Record set —
====

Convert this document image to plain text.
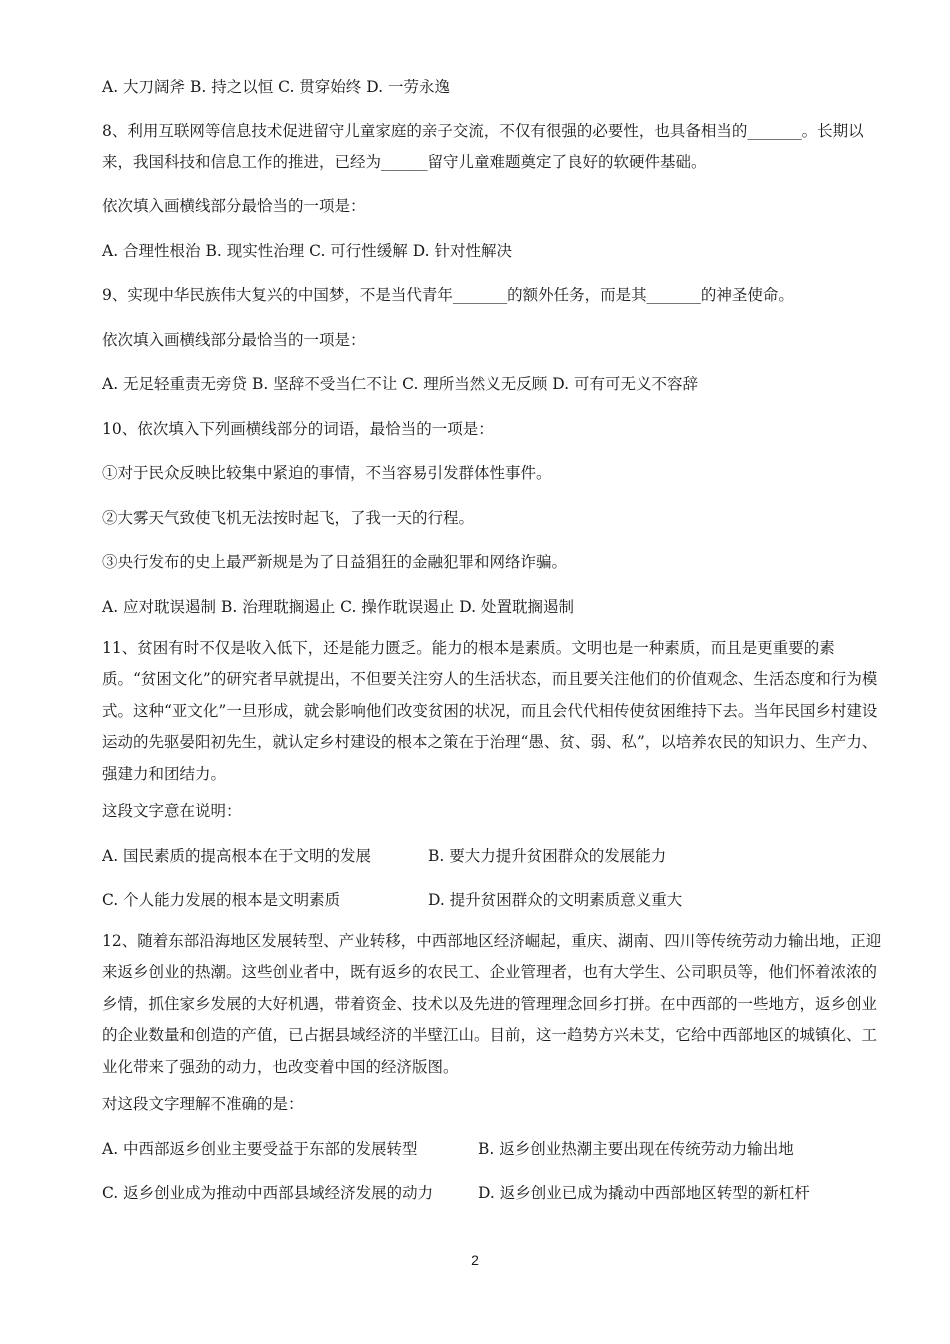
A. 大刀阔斧 B. 持之以恒 C. 贯穿始终 D. 一劳永逸
8、利用互联网等信息技术促进留守儿童家庭的亲子交流，不仅有很强的必要性，也具备相当的_______。长期以来，我国科技和信息工作的推进，已经为______留守儿童难题奠定了良好的软硬件基础。
依次填入画横线部分最恰当的一项是：
A. 合理性根治 B. 现实性治理 C. 可行性缓解 D. 针对性解决
9、实现中华民族伟大复兴的中国梦，不是当代青年_______的额外任务，而是其_______的神圣使命。
依次填入画横线部分最恰当的一项是：
A. 无足轻重责无旁贷 B. 坚辞不受当仁不让 C. 理所当然义无反顾 D. 可有可无义不容辞
10、依次填入下列画横线部分的词语，最恰当的一项是：
①对于民众反映比较集中紧迫的事情，不当容易引发群体性事件。
②大雾天气致使飞机无法按时起飞，了我一天的行程。
③央行发布的史上最严新规是为了日益猖狂的金融犯罪和网络诈骗。
A. 应对耽误遏制 B. 治理耽搁遏止 C. 操作耽误遏止 D. 处置耽搁遏制
11、贫困有时不仅是收入低下，还是能力匮乏。能力的根本是素质。文明也是一种素质，而且是更重要的素质。“贫困文化”的研究者早就提出，不但要关注穷人的生活状态，而且要关注他们的价值观念、生活态度和行为模式。这种“亚文化”一旦形成，就会影响他们改变贫困的状况，而且会代代相传使贫困维持下去。当年民国乡村建设运动的先驱晏阳初先生，就认定乡村建设的根本之策在于治理“愚、贫、弱、私”，以培养农民的知识力、生产力、强建力和团结力。
这段文字意在说明：
A. 国民素质的提高根本在于文明的发展	B. 要大力提升贫困群众的发展能力
C. 个人能力发展的根本是文明素质	D. 提升贫困群众的文明素质意义重大
12、随着东部沿海地区发展转型、产业转移，中西部地区经济崛起，重庆、湖南、四川等传统劳动力输出地，正迎来返乡创业的热潮。这些创业者中，既有返乡的农民工、企业管理者，也有大学生、公司职员等，他们怀着浓浓的乡情，抓住家乡发展的大好机遇，带着资金、技术以及先进的管理理念回乡打拼。在中西部的一些地方，返乡创业的企业数量和创造的产值，已占据县域经济的半壁江山。目前，这一趋势方兴未艾，它给中西部地区的城镇化、工业化带来了强劲的动力，也改变着中国的经济版图。
对这段文字理解不准确的是：
A. 中西部返乡创业主要受益于东部的发展转型	B. 返乡创业热潮主要出现在传统劳动力输出地
C. 返乡创业成为推动中西部县域经济发展的动力	D. 返乡创业已成为撬动中西部地区转型的新杠杆
2
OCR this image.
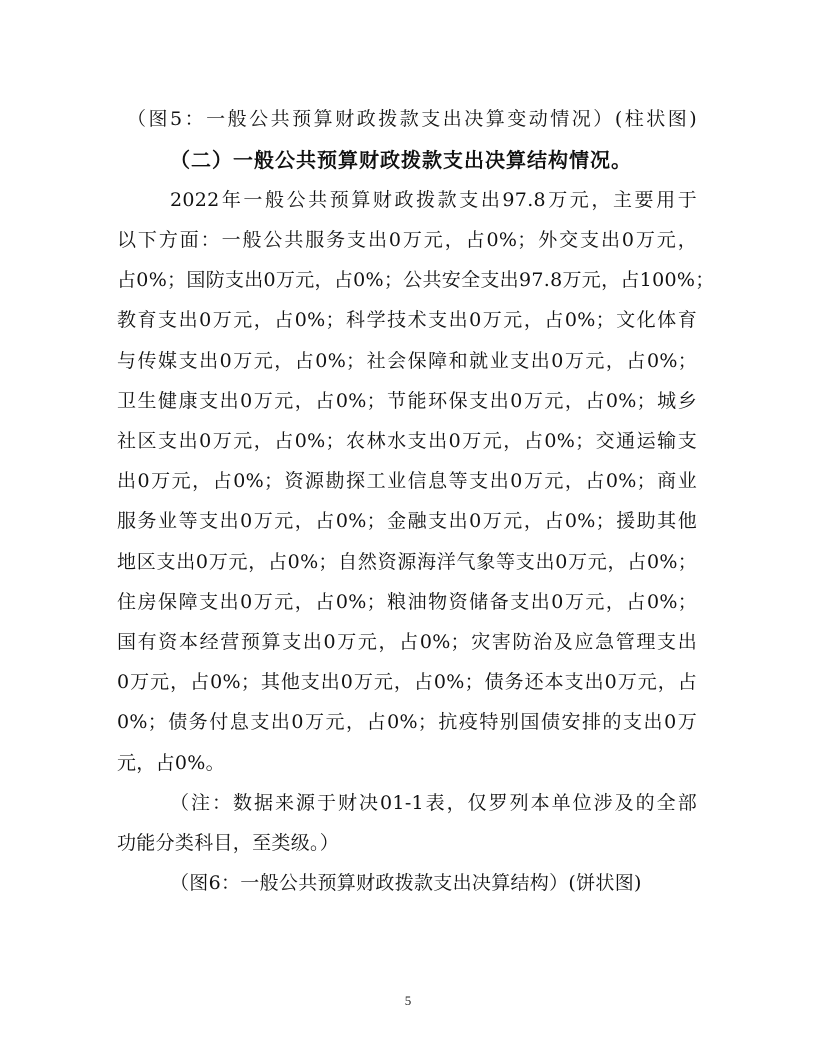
（图5：一般公共预算财政拨款支出决算变动情况）(柱状图)
（二）一般公共预算财政拨款支出决算结构情况。
2022年一般公共预算财政拨款支出97.8万元，主要用于
以下方面：一般公共服务支出0万元，占0%；外交支出0万元，
占0%；国防支出0万元，占0%；公共安全支出97.8万元，占100%；
教育支出0万元，占0%；科学技术支出0万元，占0%；文化体育
与传媒支出0万元，占0%；社会保障和就业支出0万元，占0%；
卫生健康支出0万元，占0%；节能环保支出0万元，占0%；城乡
社区支出0万元，占0%；农林水支出0万元，占0%；交通运输支
出0万元，占0%；资源勘探工业信息等支出0万元，占0%；商业
服务业等支出0万元，占0%；金融支出0万元，占0%；援助其他
地区支出0万元，占0%；自然资源海洋气象等支出0万元，占0%；
住房保障支出0万元，占0%；粮油物资储备支出0万元，占0%；
国有资本经营预算支出0万元，占0%；灾害防治及应急管理支出
0万元，占0%；其他支出0万元，占0%；债务还本支出0万元，占
0%；债务付息支出0万元，占0%；抗疫特别国债安排的支出0万
元，占0%。
（注：数据来源于财决01-1表，仅罗列本单位涉及的全部
功能分类科目，至类级。）
（图6：一般公共预算财政拨款支出决算结构）(饼状图)
5
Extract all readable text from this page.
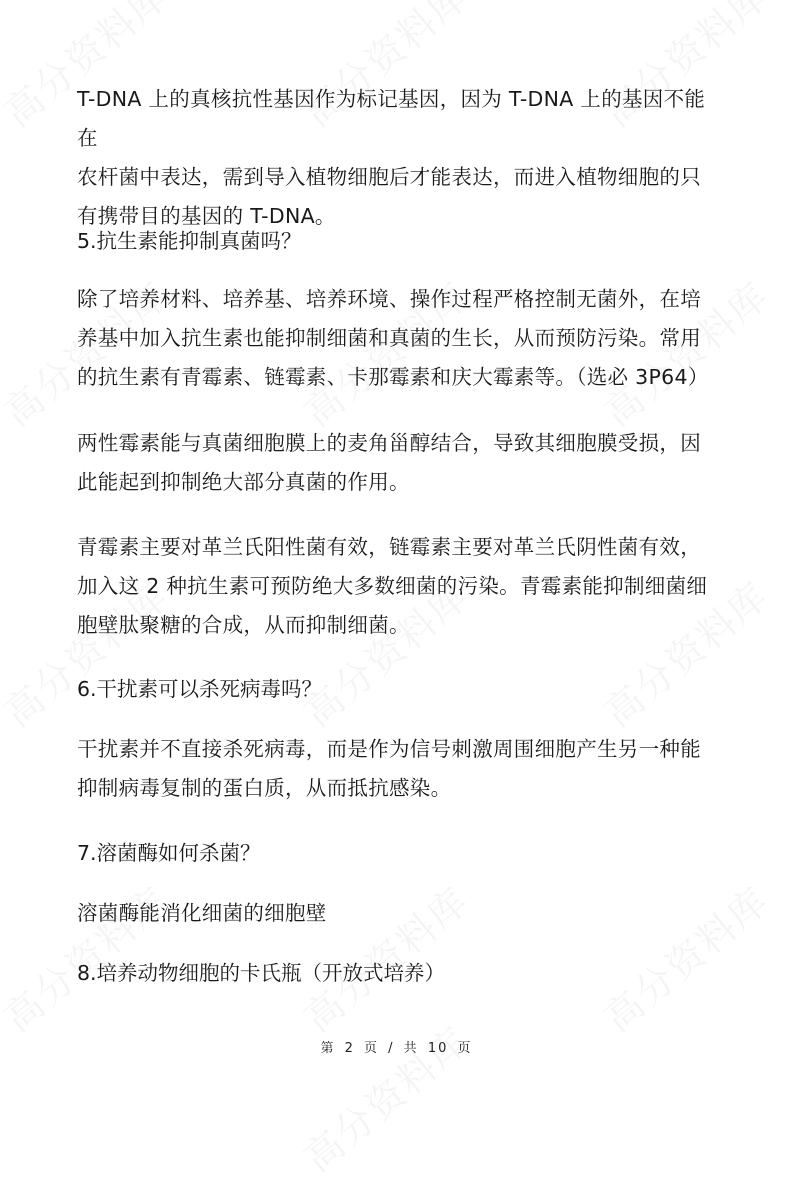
T-DNA 上的真核抗性基因作为标记基因，因为 T-DNA 上的基因不能在
农杆菌中表达，需到导入植物细胞后才能表达，而进入植物细胞的只
有携带目的基因的 T-DNA。
5.抗生素能抑制真菌吗？
除了培养材料、培养基、培养环境、操作过程严格控制无菌外，在培
养基中加入抗生素也能抑制细菌和真菌的生长，从而预防污染。常用
的抗生素有青霉素、链霉素、卡那霉素和庆大霉素等。（选必 3P64）
两性霉素能与真菌细胞膜上的麦角甾醇结合，导致其细胞膜受损，因
此能起到抑制绝大部分真菌的作用。
青霉素主要对革兰氏阳性菌有效，链霉素主要对革兰氏阴性菌有效，
加入这 2 种抗生素可预防绝大多数细菌的污染。青霉素能抑制细菌细
胞壁肽聚糖的合成，从而抑制细菌。
6.干扰素可以杀死病毒吗？
干扰素并不直接杀死病毒，而是作为信号刺激周围细胞产生另一种能
抑制病毒复制的蛋白质，从而抵抗感染。
7.溶菌酶如何杀菌？
溶菌酶能消化细菌的细胞壁
8.培养动物细胞的卡氏瓶（开放式培养）
第 2 页 / 共 10 页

====

What is being asked — Reproduce all of the material exactly, apart from the pictures.

Written solution —
Convert this document image to plain text.
A. 大刀阔斧 B. 持之以恒 C. 贯穿始终 D. 一劳永逸
8、利用互联网等信息技术促进留守儿童家庭的亲子交流，不仅有很强的必要性，也具备相当的_______。长期以来，我国科技和信息工作的推进，已经为______留守儿童难题奠定了良好的软硬件基础。
依次填入画横线部分最恰当的一项是：
A. 合理性根治 B. 现实性治理 C. 可行性缓解 D. 针对性解决
9、实现中华民族伟大复兴的中国梦，不是当代青年_______的额外任务，而是其_______的神圣使命。
依次填入画横线部分最恰当的一项是：
A. 无足轻重责无旁贷 B. 坚辞不受当仁不让 C. 理所当然义无反顾 D. 可有可无义不容辞
10、依次填入下列画横线部分的词语，最恰当的一项是：
①对于民众反映比较集中紧迫的事情，不当容易引发群体性事件。
②大雾天气致使飞机无法按时起飞，了我一天的行程。
③央行发布的史上最严新规是为了日益猖狂的金融犯罪和网络诈骗。
A. 应对耽误遏制 B. 治理耽搁遏止 C. 操作耽误遏止 D. 处置耽搁遏制
11、贫困有时不仅是收入低下，还是能力匮乏。能力的根本是素质。文明也是一种素质，而且是更重要的素质。“贫困文化”的研究者早就提出，不但要关注穷人的生活状态，而且要关注他们的价值观念、生活态度和行为模式。这种“亚文化”一旦形成，就会影响他们改变贫困的状况，而且会代代相传使贫困维持下去。当年民国乡村建设运动的先驱晏阳初先生，就认定乡村建设的根本之策在于治理“愚、贫、弱、私”，以培养农民的知识力、生产力、强建力和团结力。
这段文字意在说明：
A. 国民素质的提高根本在于文明的发展	B. 要大力提升贫困群众的发展能力
C. 个人能力发展的根本是文明素质	D. 提升贫困群众的文明素质意义重大
12、随着东部沿海地区发展转型、产业转移，中西部地区经济崛起，重庆、湖南、四川等传统劳动力输出地，正迎来返乡创业的热潮。这些创业者中，既有返乡的农民工、企业管理者，也有大学生、公司职员等，他们怀着浓浓的乡情，抓住家乡发展的大好机遇，带着资金、技术以及先进的管理理念回乡打拼。在中西部的一些地方，返乡创业的企业数量和创造的产值，已占据县域经济的半壁江山。目前，这一趋势方兴未艾，它给中西部地区的城镇化、工业化带来了强劲的动力，也改变着中国的经济版图。
对这段文字理解不准确的是：
A. 中西部返乡创业主要受益于东部的发展转型	B. 返乡创业热潮主要出现在传统劳动力输出地
C. 返乡创业成为推动中西部县域经济发展的动力	D. 返乡创业已成为撬动中西部地区转型的新杠杆
2
OCR this image.
（图5：一般公共预算财政拨款支出决算变动情况）(柱状图)
（二）一般公共预算财政拨款支出决算结构情况。
2022年一般公共预算财政拨款支出97.8万元，主要用于
以下方面：一般公共服务支出0万元，占0%；外交支出0万元，
占0%；国防支出0万元，占0%；公共安全支出97.8万元，占100%；
教育支出0万元，占0%；科学技术支出0万元，占0%；文化体育
与传媒支出0万元，占0%；社会保障和就业支出0万元，占0%；
卫生健康支出0万元，占0%；节能环保支出0万元，占0%；城乡
社区支出0万元，占0%；农林水支出0万元，占0%；交通运输支
出0万元，占0%；资源勘探工业信息等支出0万元，占0%；商业
服务业等支出0万元，占0%；金融支出0万元，占0%；援助其他
地区支出0万元，占0%；自然资源海洋气象等支出0万元，占0%；
住房保障支出0万元，占0%；粮油物资储备支出0万元，占0%；
国有资本经营预算支出0万元，占0%；灾害防治及应急管理支出
0万元，占0%；其他支出0万元，占0%；债务还本支出0万元，占
0%；债务付息支出0万元，占0%；抗疫特别国债安排的支出0万
元，占0%。
（注：数据来源于财决01-1表，仅罗列本单位涉及的全部
功能分类科目，至类级。）
（图6：一般公共预算财政拨款支出决算结构）(饼状图)
5
Extract all readable text from this page.
T-DNA 上的真核抗性基因作为标记基因，因为 T-DNA 上的基因不能在
农杆菌中表达，需到导入植物细胞后才能表达，而进入植物细胞的只
有携带目的基因的 T-DNA。
5.抗生素能抑制真菌吗？
除了培养材料、培养基、培养环境、操作过程严格控制无菌外，在培
养基中加入抗生素也能抑制细菌和真菌的生长，从而预防污染。常用
的抗生素有青霉素、链霉素、卡那霉素和庆大霉素等。（选必 3P64）
两性霉素能与真菌细胞膜上的麦角甾醇结合，导致其细胞膜受损，因
此能起到抑制绝大部分真菌的作用。
青霉素主要对革兰氏阳性菌有效，链霉素主要对革兰氏阴性菌有效，
加入这 2 种抗生素可预防绝大多数细菌的污染。青霉素能抑制细菌细
胞壁肽聚糖的合成，从而抑制细菌。
6.干扰素可以杀死病毒吗？
干扰素并不直接杀死病毒，而是作为信号刺激周围细胞产生另一种能
抑制病毒复制的蛋白质，从而抵抗感染。
7.溶菌酶如何杀菌？
溶菌酶能消化细菌的细胞壁
8.培养动物细胞的卡氏瓶（开放式培养）
第 2 页 / 共 10 页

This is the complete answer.